## [Task instructions]
Go through the records and show each line where the word "true" occurs.

## [Task inputs]
★ ★ ★ ★ ★

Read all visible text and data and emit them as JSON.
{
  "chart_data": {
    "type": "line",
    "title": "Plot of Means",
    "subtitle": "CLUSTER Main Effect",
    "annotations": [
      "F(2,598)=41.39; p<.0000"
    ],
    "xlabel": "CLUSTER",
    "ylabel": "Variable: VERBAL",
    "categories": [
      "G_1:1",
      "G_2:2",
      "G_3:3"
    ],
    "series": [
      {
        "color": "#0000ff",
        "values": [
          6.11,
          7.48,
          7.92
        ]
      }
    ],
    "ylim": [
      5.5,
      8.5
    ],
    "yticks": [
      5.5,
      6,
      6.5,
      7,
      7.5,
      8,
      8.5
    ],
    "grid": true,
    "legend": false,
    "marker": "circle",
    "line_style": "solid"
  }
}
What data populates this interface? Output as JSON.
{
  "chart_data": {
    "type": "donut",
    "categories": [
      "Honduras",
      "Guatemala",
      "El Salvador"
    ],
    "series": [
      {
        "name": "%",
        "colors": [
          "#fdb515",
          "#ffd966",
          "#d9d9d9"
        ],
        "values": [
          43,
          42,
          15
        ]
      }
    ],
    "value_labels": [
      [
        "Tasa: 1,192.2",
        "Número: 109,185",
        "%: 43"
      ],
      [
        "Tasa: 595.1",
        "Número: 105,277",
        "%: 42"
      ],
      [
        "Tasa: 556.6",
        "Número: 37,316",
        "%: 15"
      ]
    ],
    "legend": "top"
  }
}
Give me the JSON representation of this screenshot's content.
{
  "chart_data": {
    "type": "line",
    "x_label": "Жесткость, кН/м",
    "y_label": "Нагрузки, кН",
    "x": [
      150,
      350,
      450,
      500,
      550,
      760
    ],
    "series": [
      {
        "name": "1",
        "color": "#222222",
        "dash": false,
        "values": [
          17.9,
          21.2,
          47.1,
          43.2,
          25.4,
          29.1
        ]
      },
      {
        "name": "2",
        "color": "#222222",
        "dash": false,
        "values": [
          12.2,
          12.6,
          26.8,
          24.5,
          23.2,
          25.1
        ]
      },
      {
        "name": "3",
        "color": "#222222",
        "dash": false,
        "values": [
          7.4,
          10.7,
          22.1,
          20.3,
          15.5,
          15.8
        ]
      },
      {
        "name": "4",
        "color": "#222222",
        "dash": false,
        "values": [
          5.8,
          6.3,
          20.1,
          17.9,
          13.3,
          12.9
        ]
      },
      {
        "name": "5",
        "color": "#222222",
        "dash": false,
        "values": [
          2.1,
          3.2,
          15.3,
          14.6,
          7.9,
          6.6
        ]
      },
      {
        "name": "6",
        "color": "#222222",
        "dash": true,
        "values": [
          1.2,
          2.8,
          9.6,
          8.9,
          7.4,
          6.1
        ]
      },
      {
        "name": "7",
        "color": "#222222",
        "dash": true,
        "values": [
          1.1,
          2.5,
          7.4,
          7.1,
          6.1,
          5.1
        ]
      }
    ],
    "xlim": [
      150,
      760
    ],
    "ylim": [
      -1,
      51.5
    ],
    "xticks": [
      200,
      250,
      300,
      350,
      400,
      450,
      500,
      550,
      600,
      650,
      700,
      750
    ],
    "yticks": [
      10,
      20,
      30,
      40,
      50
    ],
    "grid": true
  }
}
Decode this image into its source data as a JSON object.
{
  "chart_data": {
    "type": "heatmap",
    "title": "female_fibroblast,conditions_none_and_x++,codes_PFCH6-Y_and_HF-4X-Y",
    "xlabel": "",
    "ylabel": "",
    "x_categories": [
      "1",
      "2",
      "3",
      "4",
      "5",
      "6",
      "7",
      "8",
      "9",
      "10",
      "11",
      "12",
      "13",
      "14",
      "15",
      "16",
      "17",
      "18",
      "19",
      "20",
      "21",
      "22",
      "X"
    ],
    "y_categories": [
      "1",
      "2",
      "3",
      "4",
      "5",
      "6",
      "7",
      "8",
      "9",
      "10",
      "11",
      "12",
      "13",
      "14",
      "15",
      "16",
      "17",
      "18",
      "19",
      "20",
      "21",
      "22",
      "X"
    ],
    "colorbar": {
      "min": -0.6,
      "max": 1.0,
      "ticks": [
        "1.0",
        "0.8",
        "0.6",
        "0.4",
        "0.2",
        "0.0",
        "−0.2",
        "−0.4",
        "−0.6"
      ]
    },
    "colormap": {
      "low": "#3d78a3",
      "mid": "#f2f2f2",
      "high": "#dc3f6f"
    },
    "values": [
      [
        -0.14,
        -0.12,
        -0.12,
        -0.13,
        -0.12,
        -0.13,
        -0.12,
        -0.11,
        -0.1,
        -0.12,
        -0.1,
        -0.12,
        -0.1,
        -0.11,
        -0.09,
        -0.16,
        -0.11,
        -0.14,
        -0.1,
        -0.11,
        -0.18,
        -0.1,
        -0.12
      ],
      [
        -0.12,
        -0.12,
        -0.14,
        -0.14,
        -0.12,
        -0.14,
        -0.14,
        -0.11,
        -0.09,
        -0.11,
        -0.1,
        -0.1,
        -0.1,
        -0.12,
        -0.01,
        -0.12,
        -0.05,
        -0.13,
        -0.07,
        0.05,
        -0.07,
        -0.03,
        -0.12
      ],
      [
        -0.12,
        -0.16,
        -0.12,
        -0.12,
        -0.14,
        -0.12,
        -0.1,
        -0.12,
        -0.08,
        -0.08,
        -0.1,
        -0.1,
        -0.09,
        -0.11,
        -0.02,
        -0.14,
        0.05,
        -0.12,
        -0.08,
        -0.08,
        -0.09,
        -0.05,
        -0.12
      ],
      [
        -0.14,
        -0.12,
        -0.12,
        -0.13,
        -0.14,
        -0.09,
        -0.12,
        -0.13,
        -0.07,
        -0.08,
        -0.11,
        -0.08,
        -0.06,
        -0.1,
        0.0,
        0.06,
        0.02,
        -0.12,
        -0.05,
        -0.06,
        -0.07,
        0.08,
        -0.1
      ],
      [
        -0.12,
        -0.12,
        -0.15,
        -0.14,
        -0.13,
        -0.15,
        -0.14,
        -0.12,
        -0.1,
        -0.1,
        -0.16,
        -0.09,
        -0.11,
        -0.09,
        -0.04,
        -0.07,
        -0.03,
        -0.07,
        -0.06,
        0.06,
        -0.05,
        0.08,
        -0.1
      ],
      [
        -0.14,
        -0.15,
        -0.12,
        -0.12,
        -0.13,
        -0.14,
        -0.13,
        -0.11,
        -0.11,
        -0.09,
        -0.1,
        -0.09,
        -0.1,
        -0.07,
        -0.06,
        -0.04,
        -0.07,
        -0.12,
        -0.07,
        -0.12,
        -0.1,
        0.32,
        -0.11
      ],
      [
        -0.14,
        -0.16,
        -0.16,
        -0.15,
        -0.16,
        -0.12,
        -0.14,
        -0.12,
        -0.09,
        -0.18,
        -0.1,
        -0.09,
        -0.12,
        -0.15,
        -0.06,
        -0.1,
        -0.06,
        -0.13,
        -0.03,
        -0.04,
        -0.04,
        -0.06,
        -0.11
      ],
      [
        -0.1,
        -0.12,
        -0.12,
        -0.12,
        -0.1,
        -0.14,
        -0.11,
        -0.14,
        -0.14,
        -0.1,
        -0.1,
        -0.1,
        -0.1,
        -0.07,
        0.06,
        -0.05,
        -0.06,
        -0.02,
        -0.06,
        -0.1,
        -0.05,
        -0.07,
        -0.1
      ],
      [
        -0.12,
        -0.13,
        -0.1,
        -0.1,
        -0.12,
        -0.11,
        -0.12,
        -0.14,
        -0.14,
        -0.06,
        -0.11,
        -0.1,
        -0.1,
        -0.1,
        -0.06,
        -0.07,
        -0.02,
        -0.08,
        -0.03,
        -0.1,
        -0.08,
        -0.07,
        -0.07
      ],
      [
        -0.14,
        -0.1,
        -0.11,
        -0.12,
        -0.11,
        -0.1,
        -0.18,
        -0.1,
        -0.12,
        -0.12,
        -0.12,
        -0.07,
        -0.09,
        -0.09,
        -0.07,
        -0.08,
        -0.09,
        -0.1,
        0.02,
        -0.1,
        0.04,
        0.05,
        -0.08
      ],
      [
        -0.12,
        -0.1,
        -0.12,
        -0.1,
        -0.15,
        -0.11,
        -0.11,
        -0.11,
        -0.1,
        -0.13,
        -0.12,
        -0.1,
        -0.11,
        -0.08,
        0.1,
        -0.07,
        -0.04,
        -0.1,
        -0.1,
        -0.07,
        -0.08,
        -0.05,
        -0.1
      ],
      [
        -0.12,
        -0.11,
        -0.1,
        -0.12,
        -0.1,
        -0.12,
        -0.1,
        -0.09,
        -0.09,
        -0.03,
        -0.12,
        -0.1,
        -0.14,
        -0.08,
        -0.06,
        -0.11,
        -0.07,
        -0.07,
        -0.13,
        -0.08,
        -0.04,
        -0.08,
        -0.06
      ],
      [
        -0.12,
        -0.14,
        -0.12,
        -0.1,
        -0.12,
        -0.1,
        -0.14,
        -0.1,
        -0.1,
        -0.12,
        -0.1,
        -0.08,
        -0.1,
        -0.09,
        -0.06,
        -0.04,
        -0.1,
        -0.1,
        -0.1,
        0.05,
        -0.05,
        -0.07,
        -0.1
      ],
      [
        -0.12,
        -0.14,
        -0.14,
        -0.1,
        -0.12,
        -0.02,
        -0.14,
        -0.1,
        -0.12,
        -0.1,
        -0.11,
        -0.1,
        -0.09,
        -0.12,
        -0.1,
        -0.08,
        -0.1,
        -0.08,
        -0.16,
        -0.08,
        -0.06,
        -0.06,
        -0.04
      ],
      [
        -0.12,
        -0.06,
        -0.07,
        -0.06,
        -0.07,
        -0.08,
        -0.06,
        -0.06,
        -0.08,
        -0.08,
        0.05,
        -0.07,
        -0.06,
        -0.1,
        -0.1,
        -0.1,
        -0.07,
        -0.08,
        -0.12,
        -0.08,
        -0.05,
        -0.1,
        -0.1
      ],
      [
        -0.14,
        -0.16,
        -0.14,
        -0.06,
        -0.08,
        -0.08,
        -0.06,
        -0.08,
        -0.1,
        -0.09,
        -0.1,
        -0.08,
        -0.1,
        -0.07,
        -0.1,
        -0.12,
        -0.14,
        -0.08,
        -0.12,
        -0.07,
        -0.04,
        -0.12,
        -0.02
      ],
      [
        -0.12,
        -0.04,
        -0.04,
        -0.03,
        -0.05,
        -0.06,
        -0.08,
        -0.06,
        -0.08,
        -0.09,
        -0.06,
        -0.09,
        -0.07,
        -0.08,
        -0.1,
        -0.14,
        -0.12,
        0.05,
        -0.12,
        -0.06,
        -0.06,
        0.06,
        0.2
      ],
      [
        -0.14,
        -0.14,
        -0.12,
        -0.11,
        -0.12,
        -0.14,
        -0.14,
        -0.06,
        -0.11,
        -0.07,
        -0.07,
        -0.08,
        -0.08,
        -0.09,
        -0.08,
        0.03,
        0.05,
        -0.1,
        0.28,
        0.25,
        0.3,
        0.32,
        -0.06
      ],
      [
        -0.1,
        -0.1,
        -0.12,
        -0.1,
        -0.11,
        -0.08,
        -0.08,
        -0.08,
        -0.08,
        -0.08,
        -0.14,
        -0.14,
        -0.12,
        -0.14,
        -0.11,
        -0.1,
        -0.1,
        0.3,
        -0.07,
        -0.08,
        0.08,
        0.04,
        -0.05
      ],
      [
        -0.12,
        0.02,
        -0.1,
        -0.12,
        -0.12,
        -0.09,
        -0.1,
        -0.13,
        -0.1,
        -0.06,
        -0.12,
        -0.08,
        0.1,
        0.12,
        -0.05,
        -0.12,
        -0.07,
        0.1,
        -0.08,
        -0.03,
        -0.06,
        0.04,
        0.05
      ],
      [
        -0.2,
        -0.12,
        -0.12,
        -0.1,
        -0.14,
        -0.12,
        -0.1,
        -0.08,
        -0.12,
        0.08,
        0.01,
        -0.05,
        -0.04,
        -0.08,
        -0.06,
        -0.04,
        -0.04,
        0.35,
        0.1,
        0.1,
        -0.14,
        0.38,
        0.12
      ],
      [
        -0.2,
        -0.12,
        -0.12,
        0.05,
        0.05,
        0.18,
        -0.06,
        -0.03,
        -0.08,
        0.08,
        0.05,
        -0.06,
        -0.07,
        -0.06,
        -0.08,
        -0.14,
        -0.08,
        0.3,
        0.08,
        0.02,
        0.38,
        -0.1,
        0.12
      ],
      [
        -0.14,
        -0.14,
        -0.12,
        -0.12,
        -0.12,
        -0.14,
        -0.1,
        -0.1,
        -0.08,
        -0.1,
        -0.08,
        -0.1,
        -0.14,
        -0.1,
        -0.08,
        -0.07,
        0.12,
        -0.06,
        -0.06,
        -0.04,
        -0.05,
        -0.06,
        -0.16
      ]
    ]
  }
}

★ ★ ★ ★ ★

## [Answer below]
    "grid": true,
        "dash": true,
        "dash": true,
    "grid": true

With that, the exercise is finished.